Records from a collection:
• • • • • • •

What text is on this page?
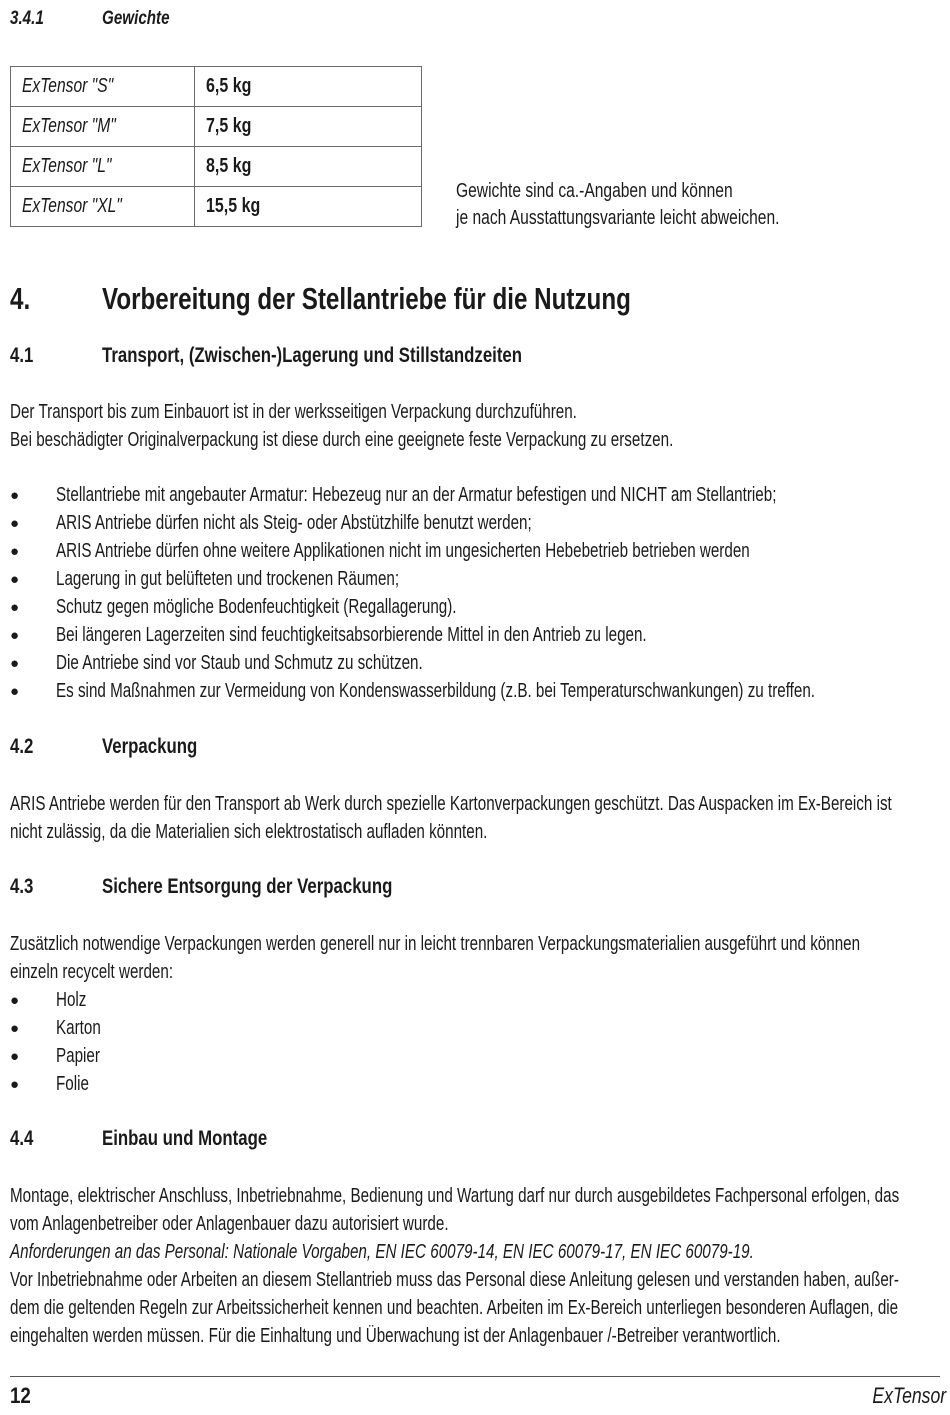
3.4.1	Gewichte
ExTensor "S"	6,5 kg
ExTensor "M"	7,5 kg
ExTensor "L"	8,5 kg
ExTensor "XL"	15,5 kg
Gewichte sind ca.-Angaben und können
je nach Ausstattungsvariante leicht abweichen.
4. Vorbereitung der Stellantriebe für die Nutzung
4.1	Transport, (Zwischen-)Lagerung und Stillstandzeiten
Der Transport bis zum Einbauort ist in der werksseitigen Verpackung durchzuführen.
Bei beschädigter Originalverpackung ist diese durch eine geeignete feste Verpackung zu ersetzen.
● Stellantriebe mit angebauter Armatur: Hebezeug nur an der Armatur befestigen und NICHT am Stellantrieb;
● ARIS Antriebe dürfen nicht als Steig- oder Abstützhilfe benutzt werden;
● ARIS Antriebe dürfen ohne weitere Applikationen nicht im ungesicherten Hebebetrieb betrieben werden
● Lagerung in gut belüfteten und trockenen Räumen;
● Schutz gegen mögliche Bodenfeuchtigkeit (Regallagerung).
● Bei längeren Lagerzeiten sind feuchtigkeitsabsorbierende Mittel in den Antrieb zu legen.
● Die Antriebe sind vor Staub und Schmutz zu schützen.
● Es sind Maßnahmen zur Vermeidung von Kondenswasserbildung (z.B. bei Temperaturschwankungen) zu treffen.
4.2	Verpackung
ARIS Antriebe werden für den Transport ab Werk durch spezielle Kartonverpackungen geschützt. Das Auspacken im Ex-Bereich ist
nicht zulässig, da die Materialien sich elektrostatisch aufladen könnten.
4.3	Sichere Entsorgung der Verpackung
Zusätzlich notwendige Verpackungen werden generell nur in leicht trennbaren Verpackungsmaterialien ausgeführt und können
einzeln recycelt werden:
● Holz
● Karton
● Papier
● Folie
4.4	Einbau und Montage
Montage, elektrischer Anschluss, Inbetriebnahme, Bedienung und Wartung darf nur durch ausgebildetes Fachpersonal erfolgen, das
vom Anlagenbetreiber oder Anlagenbauer dazu autorisiert wurde.
Anforderungen an das Personal: Nationale Vorgaben, EN IEC 60079-14, EN IEC 60079-17, EN IEC 60079-19.
Vor Inbetriebnahme oder Arbeiten an diesem Stellantrieb muss das Personal diese Anleitung gelesen und verstanden haben, außer-
dem die geltenden Regeln zur Arbeitssicherheit kennen und beachten. Arbeiten im Ex-Bereich unterliegen besonderen Auflagen, die
eingehalten werden müssen. Für die Einhaltung und Überwachung ist der Anlagenbauer /-Betreiber verantwortlich.
12	ExTensor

• • • • • • •

-- INSTRUCTION --
Leave out every picture and copy the rest of the records exactly.

-- FINAL RESULT --
What text is on this page?
3.4.1	Gewichte
ExTensor "S"	6,5 kg
ExTensor "M"	7,5 kg
ExTensor "L"	8,5 kg
ExTensor "XL"	15,5 kg
Gewichte sind ca.-Angaben und können
je nach Ausstattungsvariante leicht abweichen.
4. Vorbereitung der Stellantriebe für die Nutzung
4.1	Transport, (Zwischen-)Lagerung und Stillstandzeiten
Der Transport bis zum Einbauort ist in der werksseitigen Verpackung durchzuführen.
Bei beschädigter Originalverpackung ist diese durch eine geeignete feste Verpackung zu ersetzen.
● Stellantriebe mit angebauter Armatur: Hebezeug nur an der Armatur befestigen und NICHT am Stellantrieb;
● ARIS Antriebe dürfen nicht als Steig- oder Abstützhilfe benutzt werden;
● ARIS Antriebe dürfen ohne weitere Applikationen nicht im ungesicherten Hebebetrieb betrieben werden
● Lagerung in gut belüfteten und trockenen Räumen;
● Schutz gegen mögliche Bodenfeuchtigkeit (Regallagerung).
● Bei längeren Lagerzeiten sind feuchtigkeitsabsorbierende Mittel in den Antrieb zu legen.
● Die Antriebe sind vor Staub und Schmutz zu schützen.
● Es sind Maßnahmen zur Vermeidung von Kondenswasserbildung (z.B. bei Temperaturschwankungen) zu treffen.
4.2	Verpackung
ARIS Antriebe werden für den Transport ab Werk durch spezielle Kartonverpackungen geschützt. Das Auspacken im Ex-Bereich ist
nicht zulässig, da die Materialien sich elektrostatisch aufladen könnten.
4.3	Sichere Entsorgung der Verpackung
Zusätzlich notwendige Verpackungen werden generell nur in leicht trennbaren Verpackungsmaterialien ausgeführt und können
einzeln recycelt werden:
● Holz
● Karton
● Papier
● Folie
4.4	Einbau und Montage
Montage, elektrischer Anschluss, Inbetriebnahme, Bedienung und Wartung darf nur durch ausgebildetes Fachpersonal erfolgen, das
vom Anlagenbetreiber oder Anlagenbauer dazu autorisiert wurde.
Anforderungen an das Personal: Nationale Vorgaben, EN IEC 60079-14, EN IEC 60079-17, EN IEC 60079-19.
Vor Inbetriebnahme oder Arbeiten an diesem Stellantrieb muss das Personal diese Anleitung gelesen und verstanden haben, außer-
dem die geltenden Regeln zur Arbeitssicherheit kennen und beachten. Arbeiten im Ex-Bereich unterliegen besonderen Auflagen, die
eingehalten werden müssen. Für die Einhaltung und Überwachung ist der Anlagenbauer /-Betreiber verantwortlich.
12	ExTensor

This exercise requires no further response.